Copy the lines word for word, beginning at the line that contains "content-panel: About KevinOffice" and ending after the line that contains "volume-muted-icon[interactable] [843, 737, 863, 757]".
___ SUPPLIED INFORMATION ___
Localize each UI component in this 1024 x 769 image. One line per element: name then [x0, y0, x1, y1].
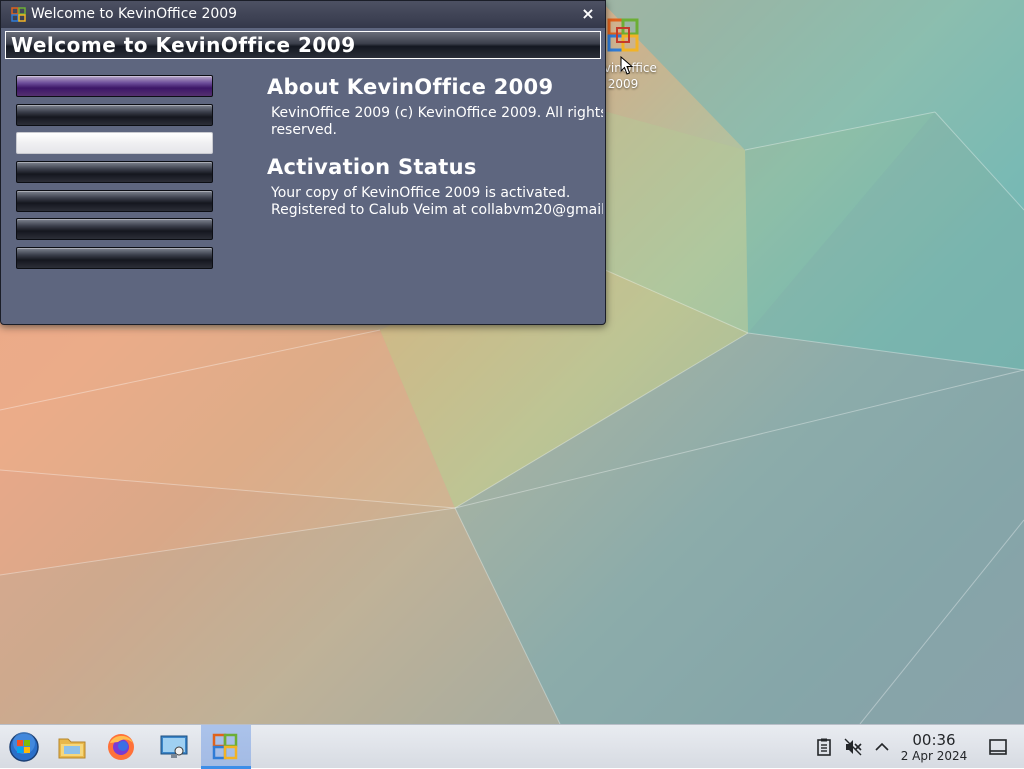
content-panel: About KevinOffice 2009 KevinOffice 2009 … [267, 73, 603, 219]
nav-button-3[interactable] [16, 132, 213, 154]
activation-heading: Activation Status [267, 155, 477, 179]
mouse-pointer-icon [620, 56, 634, 75]
chevron-up-icon[interactable] [872, 737, 892, 757]
taskbar-firefox[interactable] [97, 725, 145, 769]
clock-date: 2 Apr 2024 [900, 749, 968, 763]
welcome-banner: Welcome to KevinOffice 2009 [5, 31, 601, 59]
show-desktop-icon[interactable] [988, 737, 1008, 757]
nav-button-6[interactable] [16, 218, 213, 240]
nav-button-1[interactable] [16, 75, 213, 97]
nav-button-4[interactable] [16, 161, 213, 183]
about-text-line1: KevinOffice 2009 (c) KevinOffice 2009. A… [271, 105, 603, 121]
kevinoffice-icon [11, 7, 26, 22]
taskbar-kevinoffice[interactable] [201, 725, 251, 769]
clipboard-icon[interactable] [814, 737, 834, 757]
taskbar-file-manager[interactable] [48, 725, 96, 769]
volume-muted-icon[interactable] [843, 737, 863, 757]
window-title: Welcome to KevinOffice 2009 [31, 6, 238, 22]
firefox-icon [108, 734, 134, 760]
window-titlebar[interactable]: Welcome to KevinOffice 2009 × [1, 1, 605, 28]
activation-text-line1: Your copy of KevinOffice 2009 is activat… [271, 185, 571, 201]
nav-button-5[interactable] [16, 190, 213, 212]
taskbar: 00:36 2 Apr 2024 [0, 724, 1024, 769]
kevinoffice-icon [603, 16, 643, 56]
nav-button-2[interactable] [16, 104, 213, 126]
windows-orb-icon [9, 732, 39, 762]
activation-text-line2: Registered to Calub Veim at collabvm20@g… [271, 202, 603, 218]
welcome-window: Welcome to KevinOffice 2009 × Welcome to… [0, 0, 606, 325]
about-text-line2: reserved. [271, 122, 337, 138]
nav-button-7[interactable] [16, 247, 213, 269]
about-heading: About KevinOffice 2009 [267, 75, 554, 99]
clock-time: 00:36 [912, 731, 956, 749]
folder-icon [58, 738, 86, 759]
monitor-user-icon [160, 735, 188, 758]
taskbar-remote-desktop[interactable] [150, 725, 198, 769]
clock[interactable]: 00:36 2 Apr 2024 [896, 731, 972, 764]
kevinoffice-icon [212, 733, 238, 760]
close-button[interactable]: × [579, 4, 597, 24]
start-menu-button[interactable] [0, 725, 48, 769]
___
▶ **TASK RESPONSE**
content-panel: About KevinOffice 2009 KevinOffice 2009 … [267, 73, 603, 219]
nav-button-3[interactable] [16, 132, 213, 154]
activation-heading: Activation Status [267, 155, 477, 179]
mouse-pointer-icon [620, 56, 634, 75]
chevron-up-icon[interactable] [872, 737, 892, 757]
taskbar-firefox[interactable] [97, 725, 145, 769]
clock-date: 2 Apr 2024 [900, 749, 968, 763]
welcome-banner: Welcome to KevinOffice 2009 [5, 31, 601, 59]
show-desktop-icon[interactable] [988, 737, 1008, 757]
nav-button-6[interactable] [16, 218, 213, 240]
nav-button-1[interactable] [16, 75, 213, 97]
nav-button-4[interactable] [16, 161, 213, 183]
about-text-line1: KevinOffice 2009 (c) KevinOffice 2009. A… [271, 105, 603, 121]
kevinoffice-icon [11, 7, 26, 22]
taskbar-kevinoffice[interactable] [201, 725, 251, 769]
clipboard-icon[interactable] [814, 737, 834, 757]
taskbar-file-manager[interactable] [48, 725, 96, 769]
volume-muted-icon[interactable] [843, 737, 863, 757]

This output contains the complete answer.